Problem requirements:
Transcribe the material exactly. Images do not belong in the copy.

Material provided:
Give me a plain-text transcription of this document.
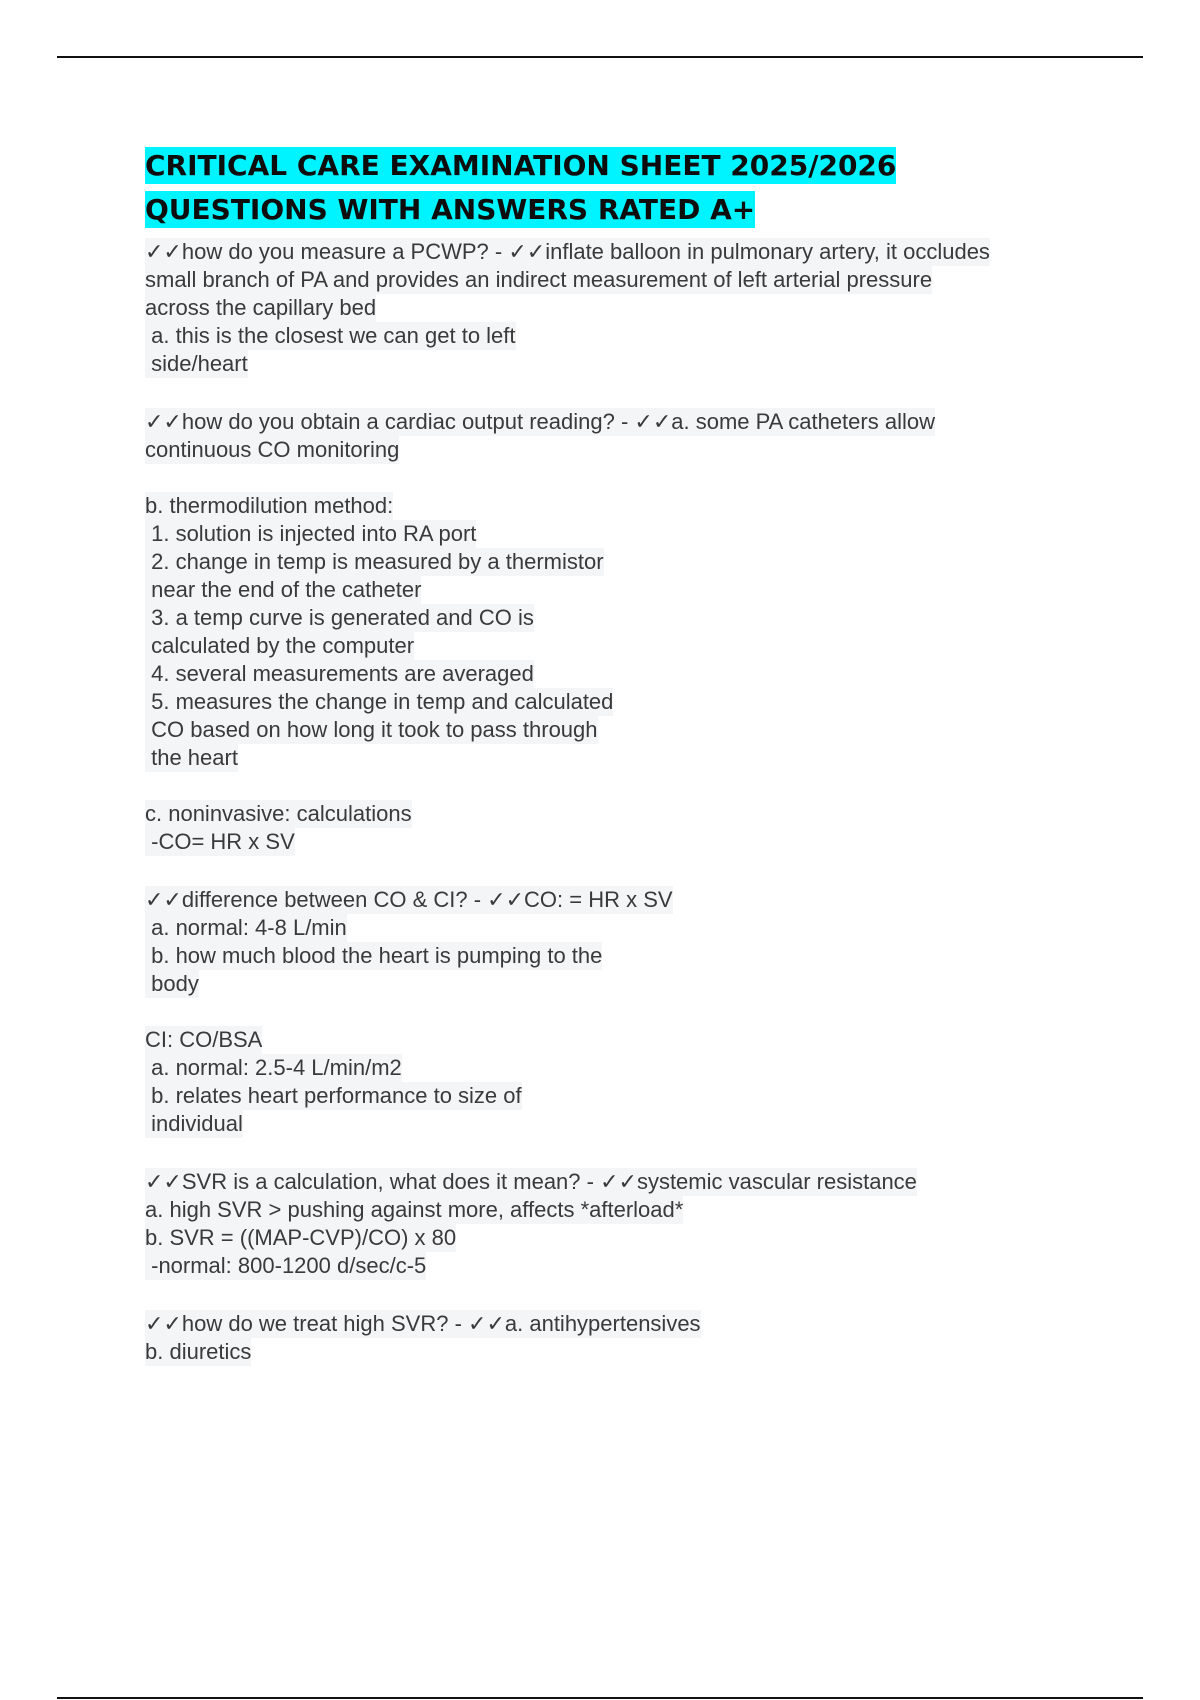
CRITICAL CARE EXAMINATION SHEET 2025/2026
QUESTIONS WITH ANSWERS RATED A+
✓✓how do you measure a PCWP? - ✓✓inflate balloon in pulmonary artery, it occludes
small branch of PA and provides an indirect measurement of left arterial pressure
across the capillary bed
a. this is the closest we can get to left
side/heart
✓✓how do you obtain a cardiac output reading? - ✓✓a. some PA catheters allow
continuous CO monitoring
b. thermodilution method:
1. solution is injected into RA port
2. change in temp is measured by a thermistor
near the end of the catheter
3. a temp curve is generated and CO is
calculated by the computer
4. several measurements are averaged
5. measures the change in temp and calculated
CO based on how long it took to pass through
the heart
c. noninvasive: calculations
-CO= HR x SV
✓✓difference between CO & CI? - ✓✓CO: = HR x SV
a. normal: 4-8 L/min
b. how much blood the heart is pumping to the
body
CI: CO/BSA
a. normal: 2.5-4 L/min/m2
b. relates heart performance to size of
individual
✓✓SVR is a calculation, what does it mean? - ✓✓systemic vascular resistance
a. high SVR > pushing against more, affects *afterload*
b. SVR = ((MAP-CVP)/CO) x 80
-normal: 800-1200 d/sec/c-5
✓✓how do we treat high SVR? - ✓✓a. antihypertensives
b. diuretics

Response to this exercise:
Give me a plain-text transcription of this document.
CRITICAL CARE EXAMINATION SHEET 2025/2026
QUESTIONS WITH ANSWERS RATED A+
✓✓how do you measure a PCWP? - ✓✓inflate balloon in pulmonary artery, it occludes
small branch of PA and provides an indirect measurement of left arterial pressure
across the capillary bed
a. this is the closest we can get to left
side/heart
✓✓how do you obtain a cardiac output reading? - ✓✓a. some PA catheters allow
continuous CO monitoring
b. thermodilution method:
1. solution is injected into RA port
2. change in temp is measured by a thermistor
near the end of the catheter
3. a temp curve is generated and CO is
calculated by the computer
4. several measurements are averaged
5. measures the change in temp and calculated
CO based on how long it took to pass through
the heart
c. noninvasive: calculations
-CO= HR x SV
✓✓difference between CO & CI? - ✓✓CO: = HR x SV
a. normal: 4-8 L/min
b. how much blood the heart is pumping to the
body
CI: CO/BSA
a. normal: 2.5-4 L/min/m2
b. relates heart performance to size of
individual
✓✓SVR is a calculation, what does it mean? - ✓✓systemic vascular resistance
a. high SVR > pushing against more, affects *afterload*
b. SVR = ((MAP-CVP)/CO) x 80
-normal: 800-1200 d/sec/c-5
✓✓how do we treat high SVR? - ✓✓a. antihypertensives
b. diuretics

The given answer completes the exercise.